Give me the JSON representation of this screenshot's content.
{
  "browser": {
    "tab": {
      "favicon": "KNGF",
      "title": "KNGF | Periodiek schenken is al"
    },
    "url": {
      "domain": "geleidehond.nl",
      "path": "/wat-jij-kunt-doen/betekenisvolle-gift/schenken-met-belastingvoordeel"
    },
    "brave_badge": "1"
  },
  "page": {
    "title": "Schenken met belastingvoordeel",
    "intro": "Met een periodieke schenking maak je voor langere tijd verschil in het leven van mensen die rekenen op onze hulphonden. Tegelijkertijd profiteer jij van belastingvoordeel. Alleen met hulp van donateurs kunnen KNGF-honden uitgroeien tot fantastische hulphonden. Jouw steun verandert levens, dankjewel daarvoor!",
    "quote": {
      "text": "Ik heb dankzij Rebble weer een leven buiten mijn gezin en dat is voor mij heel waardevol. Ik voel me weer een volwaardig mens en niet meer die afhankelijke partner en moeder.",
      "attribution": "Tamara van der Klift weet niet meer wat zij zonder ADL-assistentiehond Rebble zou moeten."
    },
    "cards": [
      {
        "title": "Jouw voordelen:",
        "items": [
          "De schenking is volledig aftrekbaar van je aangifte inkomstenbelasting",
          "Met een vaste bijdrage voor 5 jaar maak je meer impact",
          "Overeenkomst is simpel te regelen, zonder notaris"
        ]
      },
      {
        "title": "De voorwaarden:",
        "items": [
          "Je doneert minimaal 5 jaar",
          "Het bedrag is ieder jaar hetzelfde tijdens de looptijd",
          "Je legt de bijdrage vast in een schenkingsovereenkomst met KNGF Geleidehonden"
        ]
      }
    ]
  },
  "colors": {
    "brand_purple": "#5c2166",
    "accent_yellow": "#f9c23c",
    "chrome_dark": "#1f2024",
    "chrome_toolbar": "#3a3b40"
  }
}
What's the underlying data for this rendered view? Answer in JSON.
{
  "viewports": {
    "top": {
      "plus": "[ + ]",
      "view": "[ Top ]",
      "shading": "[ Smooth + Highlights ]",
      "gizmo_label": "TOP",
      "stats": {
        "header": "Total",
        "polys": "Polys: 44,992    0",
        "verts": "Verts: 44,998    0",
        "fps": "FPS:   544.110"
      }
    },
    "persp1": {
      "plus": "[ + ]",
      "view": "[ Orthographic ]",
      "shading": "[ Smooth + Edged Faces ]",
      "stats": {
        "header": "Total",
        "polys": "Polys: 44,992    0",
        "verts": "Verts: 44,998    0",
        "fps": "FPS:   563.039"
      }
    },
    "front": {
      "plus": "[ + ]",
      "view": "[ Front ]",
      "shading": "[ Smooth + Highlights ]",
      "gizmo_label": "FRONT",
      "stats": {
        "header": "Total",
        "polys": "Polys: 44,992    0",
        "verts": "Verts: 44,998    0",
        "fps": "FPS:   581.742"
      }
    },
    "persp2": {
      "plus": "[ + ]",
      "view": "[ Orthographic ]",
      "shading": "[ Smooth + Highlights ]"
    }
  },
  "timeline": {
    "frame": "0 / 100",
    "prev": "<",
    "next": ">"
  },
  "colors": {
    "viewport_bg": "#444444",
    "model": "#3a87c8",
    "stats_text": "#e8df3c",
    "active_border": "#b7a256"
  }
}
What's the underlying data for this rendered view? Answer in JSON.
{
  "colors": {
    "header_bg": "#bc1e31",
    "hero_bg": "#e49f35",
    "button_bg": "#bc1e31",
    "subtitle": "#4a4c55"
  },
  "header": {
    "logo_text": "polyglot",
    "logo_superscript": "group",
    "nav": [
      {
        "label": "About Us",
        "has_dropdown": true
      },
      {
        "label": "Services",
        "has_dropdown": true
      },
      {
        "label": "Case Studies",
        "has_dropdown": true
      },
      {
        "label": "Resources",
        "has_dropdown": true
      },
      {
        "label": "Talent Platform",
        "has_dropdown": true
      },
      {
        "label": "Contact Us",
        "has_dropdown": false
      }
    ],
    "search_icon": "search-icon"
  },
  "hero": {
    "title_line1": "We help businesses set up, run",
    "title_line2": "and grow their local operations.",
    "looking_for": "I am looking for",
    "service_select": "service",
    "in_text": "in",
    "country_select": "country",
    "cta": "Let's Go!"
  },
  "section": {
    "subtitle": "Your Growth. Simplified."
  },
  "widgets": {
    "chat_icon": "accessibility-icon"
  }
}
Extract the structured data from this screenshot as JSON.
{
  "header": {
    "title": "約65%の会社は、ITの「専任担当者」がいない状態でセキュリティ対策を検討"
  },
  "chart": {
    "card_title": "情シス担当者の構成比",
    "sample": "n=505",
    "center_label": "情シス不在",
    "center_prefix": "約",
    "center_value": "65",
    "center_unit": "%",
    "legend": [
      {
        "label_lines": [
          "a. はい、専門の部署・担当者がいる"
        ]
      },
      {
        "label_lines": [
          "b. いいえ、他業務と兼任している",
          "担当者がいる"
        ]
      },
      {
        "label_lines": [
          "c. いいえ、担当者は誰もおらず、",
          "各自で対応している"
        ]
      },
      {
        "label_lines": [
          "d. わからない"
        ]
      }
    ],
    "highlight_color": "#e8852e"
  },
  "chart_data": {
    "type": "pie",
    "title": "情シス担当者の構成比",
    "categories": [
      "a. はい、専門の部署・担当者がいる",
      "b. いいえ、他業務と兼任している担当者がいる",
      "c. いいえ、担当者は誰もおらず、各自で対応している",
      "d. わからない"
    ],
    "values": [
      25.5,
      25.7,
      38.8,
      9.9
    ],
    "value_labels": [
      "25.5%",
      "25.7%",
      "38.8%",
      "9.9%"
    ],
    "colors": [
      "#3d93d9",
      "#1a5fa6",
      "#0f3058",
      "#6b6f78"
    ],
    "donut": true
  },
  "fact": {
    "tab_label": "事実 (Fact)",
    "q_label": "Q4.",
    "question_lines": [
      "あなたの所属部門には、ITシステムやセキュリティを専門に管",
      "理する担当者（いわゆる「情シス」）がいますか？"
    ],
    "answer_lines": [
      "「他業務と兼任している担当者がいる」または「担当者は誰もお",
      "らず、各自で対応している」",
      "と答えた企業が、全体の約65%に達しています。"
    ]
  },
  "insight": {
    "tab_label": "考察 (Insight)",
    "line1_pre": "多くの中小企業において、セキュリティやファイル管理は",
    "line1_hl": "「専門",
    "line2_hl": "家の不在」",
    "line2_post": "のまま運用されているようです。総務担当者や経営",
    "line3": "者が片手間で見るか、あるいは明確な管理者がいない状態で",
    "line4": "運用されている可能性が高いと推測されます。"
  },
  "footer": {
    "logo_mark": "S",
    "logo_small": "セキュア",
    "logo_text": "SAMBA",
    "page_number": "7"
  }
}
:::
Aim -
Reproduce the material precisely, including every line.

Response to the exercise -
Give me the JSON representation of this screenshot's content.
{
  "browser": {
    "tab": {
      "favicon": "KNGF",
      "title": "KNGF | Periodiek schenken is al"
    },
    "url": {
      "domain": "geleidehond.nl",
      "path": "/wat-jij-kunt-doen/betekenisvolle-gift/schenken-met-belastingvoordeel"
    },
    "brave_badge": "1"
  },
  "page": {
    "title": "Schenken met belastingvoordeel",
    "intro": "Met een periodieke schenking maak je voor langere tijd verschil in het leven van mensen die rekenen op onze hulphonden. Tegelijkertijd profiteer jij van belastingvoordeel. Alleen met hulp van donateurs kunnen KNGF-honden uitgroeien tot fantastische hulphonden. Jouw steun verandert levens, dankjewel daarvoor!",
    "quote": {
      "text": "Ik heb dankzij Rebble weer een leven buiten mijn gezin en dat is voor mij heel waardevol. Ik voel me weer een volwaardig mens en niet meer die afhankelijke partner en moeder.",
      "attribution": "Tamara van der Klift weet niet meer wat zij zonder ADL-assistentiehond Rebble zou moeten."
    },
    "cards": [
      {
        "title": "Jouw voordelen:",
        "items": [
          "De schenking is volledig aftrekbaar van je aangifte inkomstenbelasting",
          "Met een vaste bijdrage voor 5 jaar maak je meer impact",
          "Overeenkomst is simpel te regelen, zonder notaris"
        ]
      },
      {
        "title": "De voorwaarden:",
        "items": [
          "Je doneert minimaal 5 jaar",
          "Het bedrag is ieder jaar hetzelfde tijdens de looptijd",
          "Je legt de bijdrage vast in een schenkingsovereenkomst met KNGF Geleidehonden"
        ]
      }
    ]
  },
  "colors": {
    "brand_purple": "#5c2166",
    "accent_yellow": "#f9c23c",
    "chrome_dark": "#1f2024",
    "chrome_toolbar": "#3a3b40"
  }
}
What's the underlying data for this rendered view? Answer in JSON.
{
  "viewports": {
    "top": {
      "plus": "[ + ]",
      "view": "[ Top ]",
      "shading": "[ Smooth + Highlights ]",
      "gizmo_label": "TOP",
      "stats": {
        "header": "Total",
        "polys": "Polys: 44,992    0",
        "verts": "Verts: 44,998    0",
        "fps": "FPS:   544.110"
      }
    },
    "persp1": {
      "plus": "[ + ]",
      "view": "[ Orthographic ]",
      "shading": "[ Smooth + Edged Faces ]",
      "stats": {
        "header": "Total",
        "polys": "Polys: 44,992    0",
        "verts": "Verts: 44,998    0",
        "fps": "FPS:   563.039"
      }
    },
    "front": {
      "plus": "[ + ]",
      "view": "[ Front ]",
      "shading": "[ Smooth + Highlights ]",
      "gizmo_label": "FRONT",
      "stats": {
        "header": "Total",
        "polys": "Polys: 44,992    0",
        "verts": "Verts: 44,998    0",
        "fps": "FPS:   581.742"
      }
    },
    "persp2": {
      "plus": "[ + ]",
      "view": "[ Orthographic ]",
      "shading": "[ Smooth + Highlights ]"
    }
  },
  "timeline": {
    "frame": "0 / 100",
    "prev": "<",
    "next": ">"
  },
  "colors": {
    "viewport_bg": "#444444",
    "model": "#3a87c8",
    "stats_text": "#e8df3c",
    "active_border": "#b7a256"
  }
}
What's the underlying data for this rendered view? Answer in JSON.
{
  "colors": {
    "header_bg": "#bc1e31",
    "hero_bg": "#e49f35",
    "button_bg": "#bc1e31",
    "subtitle": "#4a4c55"
  },
  "header": {
    "logo_text": "polyglot",
    "logo_superscript": "group",
    "nav": [
      {
        "label": "About Us",
        "has_dropdown": true
      },
      {
        "label": "Services",
        "has_dropdown": true
      },
      {
        "label": "Case Studies",
        "has_dropdown": true
      },
      {
        "label": "Resources",
        "has_dropdown": true
      },
      {
        "label": "Talent Platform",
        "has_dropdown": true
      },
      {
        "label": "Contact Us",
        "has_dropdown": false
      }
    ],
    "search_icon": "search-icon"
  },
  "hero": {
    "title_line1": "We help businesses set up, run",
    "title_line2": "and grow their local operations.",
    "looking_for": "I am looking for",
    "service_select": "service",
    "in_text": "in",
    "country_select": "country",
    "cta": "Let's Go!"
  },
  "section": {
    "subtitle": "Your Growth. Simplified."
  },
  "widgets": {
    "chat_icon": "accessibility-icon"
  }
}
Extract the structured data from this screenshot as JSON.
{
  "header": {
    "title": "約65%の会社は、ITの「専任担当者」がいない状態でセキュリティ対策を検討"
  },
  "chart": {
    "card_title": "情シス担当者の構成比",
    "sample": "n=505",
    "center_label": "情シス不在",
    "center_prefix": "約",
    "center_value": "65",
    "center_unit": "%",
    "legend": [
      {
        "label_lines": [
          "a. はい、専門の部署・担当者がいる"
        ]
      },
      {
        "label_lines": [
          "b. いいえ、他業務と兼任している",
          "担当者がいる"
        ]
      },
      {
        "label_lines": [
          "c. いいえ、担当者は誰もおらず、",
          "各自で対応している"
        ]
      },
      {
        "label_lines": [
          "d. わからない"
        ]
      }
    ],
    "highlight_color": "#e8852e"
  },
  "chart_data": {
    "type": "pie",
    "title": "情シス担当者の構成比",
    "categories": [
      "a. はい、専門の部署・担当者がいる",
      "b. いいえ、他業務と兼任している担当者がいる",
      "c. いいえ、担当者は誰もおらず、各自で対応している",
      "d. わからない"
    ],
    "values": [
      25.5,
      25.7,
      38.8,
      9.9
    ],
    "value_labels": [
      "25.5%",
      "25.7%",
      "38.8%",
      "9.9%"
    ],
    "colors": [
      "#3d93d9",
      "#1a5fa6",
      "#0f3058",
      "#6b6f78"
    ],
    "donut": true
  },
  "fact": {
    "tab_label": "事実 (Fact)",
    "q_label": "Q4.",
    "question_lines": [
      "あなたの所属部門には、ITシステムやセキュリティを専門に管",
      "理する担当者（いわゆる「情シス」）がいますか？"
    ],
    "answer_lines": [
      "「他業務と兼任している担当者がいる」または「担当者は誰もお",
      "らず、各自で対応している」",
      "と答えた企業が、全体の約65%に達しています。"
    ]
  },
  "insight": {
    "tab_label": "考察 (Insight)",
    "line1_pre": "多くの中小企業において、セキュリティやファイル管理は",
    "line1_hl": "「専門",
    "line2_hl": "家の不在」",
    "line2_post": "のまま運用されているようです。総務担当者や経営",
    "line3": "者が片手間で見るか、あるいは明確な管理者がいない状態で",
    "line4": "運用されている可能性が高いと推測されます。"
  },
  "footer": {
    "logo_mark": "S",
    "logo_small": "セキュア",
    "logo_text": "SAMBA",
    "page_number": "7"
  }
}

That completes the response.